Provided records:
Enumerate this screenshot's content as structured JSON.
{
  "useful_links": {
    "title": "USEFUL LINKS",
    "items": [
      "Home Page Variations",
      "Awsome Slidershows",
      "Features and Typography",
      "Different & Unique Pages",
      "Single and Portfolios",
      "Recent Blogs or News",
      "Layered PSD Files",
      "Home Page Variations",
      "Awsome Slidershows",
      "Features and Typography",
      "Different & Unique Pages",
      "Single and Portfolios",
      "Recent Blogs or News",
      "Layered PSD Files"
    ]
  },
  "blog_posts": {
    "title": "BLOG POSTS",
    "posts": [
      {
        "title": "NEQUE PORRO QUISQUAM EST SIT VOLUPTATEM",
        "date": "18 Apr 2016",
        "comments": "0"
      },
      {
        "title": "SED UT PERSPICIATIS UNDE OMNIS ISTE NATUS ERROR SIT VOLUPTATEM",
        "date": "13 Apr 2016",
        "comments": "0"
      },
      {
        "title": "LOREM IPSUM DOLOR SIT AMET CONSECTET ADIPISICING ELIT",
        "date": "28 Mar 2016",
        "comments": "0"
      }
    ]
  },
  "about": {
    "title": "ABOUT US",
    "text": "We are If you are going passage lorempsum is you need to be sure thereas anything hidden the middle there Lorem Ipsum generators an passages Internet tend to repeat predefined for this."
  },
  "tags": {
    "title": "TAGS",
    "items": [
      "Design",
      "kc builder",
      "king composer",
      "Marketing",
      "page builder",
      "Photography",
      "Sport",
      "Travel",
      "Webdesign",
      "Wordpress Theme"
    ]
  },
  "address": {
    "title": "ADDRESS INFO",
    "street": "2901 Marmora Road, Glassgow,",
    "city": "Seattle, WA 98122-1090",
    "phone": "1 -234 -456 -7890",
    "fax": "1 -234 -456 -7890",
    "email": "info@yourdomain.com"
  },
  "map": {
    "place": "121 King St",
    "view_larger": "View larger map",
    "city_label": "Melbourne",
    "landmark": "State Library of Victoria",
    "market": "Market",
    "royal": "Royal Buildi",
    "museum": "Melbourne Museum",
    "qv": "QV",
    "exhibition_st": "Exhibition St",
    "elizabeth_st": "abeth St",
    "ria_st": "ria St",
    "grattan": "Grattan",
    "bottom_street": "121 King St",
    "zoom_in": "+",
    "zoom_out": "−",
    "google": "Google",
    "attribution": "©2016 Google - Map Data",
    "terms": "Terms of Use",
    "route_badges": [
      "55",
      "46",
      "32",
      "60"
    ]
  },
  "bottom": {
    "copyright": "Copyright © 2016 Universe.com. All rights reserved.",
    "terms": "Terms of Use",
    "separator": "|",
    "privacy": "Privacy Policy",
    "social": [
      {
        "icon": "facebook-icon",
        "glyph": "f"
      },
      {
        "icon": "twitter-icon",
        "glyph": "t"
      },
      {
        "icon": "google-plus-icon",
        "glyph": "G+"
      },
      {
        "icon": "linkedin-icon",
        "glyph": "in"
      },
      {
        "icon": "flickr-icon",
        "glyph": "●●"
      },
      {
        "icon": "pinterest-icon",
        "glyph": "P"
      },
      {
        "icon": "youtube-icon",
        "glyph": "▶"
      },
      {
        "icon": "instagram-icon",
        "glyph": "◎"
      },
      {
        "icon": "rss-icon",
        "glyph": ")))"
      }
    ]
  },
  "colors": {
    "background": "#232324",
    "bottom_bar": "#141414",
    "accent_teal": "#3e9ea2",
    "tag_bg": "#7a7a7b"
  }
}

What you have to do: Reproduce the records in full, exactly as written.

Answer to the task:
Enumerate this screenshot's content as structured JSON.
{
  "useful_links": {
    "title": "USEFUL LINKS",
    "items": [
      "Home Page Variations",
      "Awsome Slidershows",
      "Features and Typography",
      "Different & Unique Pages",
      "Single and Portfolios",
      "Recent Blogs or News",
      "Layered PSD Files",
      "Home Page Variations",
      "Awsome Slidershows",
      "Features and Typography",
      "Different & Unique Pages",
      "Single and Portfolios",
      "Recent Blogs or News",
      "Layered PSD Files"
    ]
  },
  "blog_posts": {
    "title": "BLOG POSTS",
    "posts": [
      {
        "title": "NEQUE PORRO QUISQUAM EST SIT VOLUPTATEM",
        "date": "18 Apr 2016",
        "comments": "0"
      },
      {
        "title": "SED UT PERSPICIATIS UNDE OMNIS ISTE NATUS ERROR SIT VOLUPTATEM",
        "date": "13 Apr 2016",
        "comments": "0"
      },
      {
        "title": "LOREM IPSUM DOLOR SIT AMET CONSECTET ADIPISICING ELIT",
        "date": "28 Mar 2016",
        "comments": "0"
      }
    ]
  },
  "about": {
    "title": "ABOUT US",
    "text": "We are If you are going passage lorempsum is you need to be sure thereas anything hidden the middle there Lorem Ipsum generators an passages Internet tend to repeat predefined for this."
  },
  "tags": {
    "title": "TAGS",
    "items": [
      "Design",
      "kc builder",
      "king composer",
      "Marketing",
      "page builder",
      "Photography",
      "Sport",
      "Travel",
      "Webdesign",
      "Wordpress Theme"
    ]
  },
  "address": {
    "title": "ADDRESS INFO",
    "street": "2901 Marmora Road, Glassgow,",
    "city": "Seattle, WA 98122-1090",
    "phone": "1 -234 -456 -7890",
    "fax": "1 -234 -456 -7890",
    "email": "info@yourdomain.com"
  },
  "map": {
    "place": "121 King St",
    "view_larger": "View larger map",
    "city_label": "Melbourne",
    "landmark": "State Library of Victoria",
    "market": "Market",
    "royal": "Royal Buildi",
    "museum": "Melbourne Museum",
    "qv": "QV",
    "exhibition_st": "Exhibition St",
    "elizabeth_st": "abeth St",
    "ria_st": "ria St",
    "grattan": "Grattan",
    "bottom_street": "121 King St",
    "zoom_in": "+",
    "zoom_out": "−",
    "google": "Google",
    "attribution": "©2016 Google - Map Data",
    "terms": "Terms of Use",
    "route_badges": [
      "55",
      "46",
      "32",
      "60"
    ]
  },
  "bottom": {
    "copyright": "Copyright © 2016 Universe.com. All rights reserved.",
    "terms": "Terms of Use",
    "separator": "|",
    "privacy": "Privacy Policy",
    "social": [
      {
        "icon": "facebook-icon",
        "glyph": "f"
      },
      {
        "icon": "twitter-icon",
        "glyph": "t"
      },
      {
        "icon": "google-plus-icon",
        "glyph": "G+"
      },
      {
        "icon": "linkedin-icon",
        "glyph": "in"
      },
      {
        "icon": "flickr-icon",
        "glyph": "●●"
      },
      {
        "icon": "pinterest-icon",
        "glyph": "P"
      },
      {
        "icon": "youtube-icon",
        "glyph": "▶"
      },
      {
        "icon": "instagram-icon",
        "glyph": "◎"
      },
      {
        "icon": "rss-icon",
        "glyph": ")))"
      }
    ]
  },
  "colors": {
    "background": "#232324",
    "bottom_bar": "#141414",
    "accent_teal": "#3e9ea2",
    "tag_bg": "#7a7a7b"
  }
}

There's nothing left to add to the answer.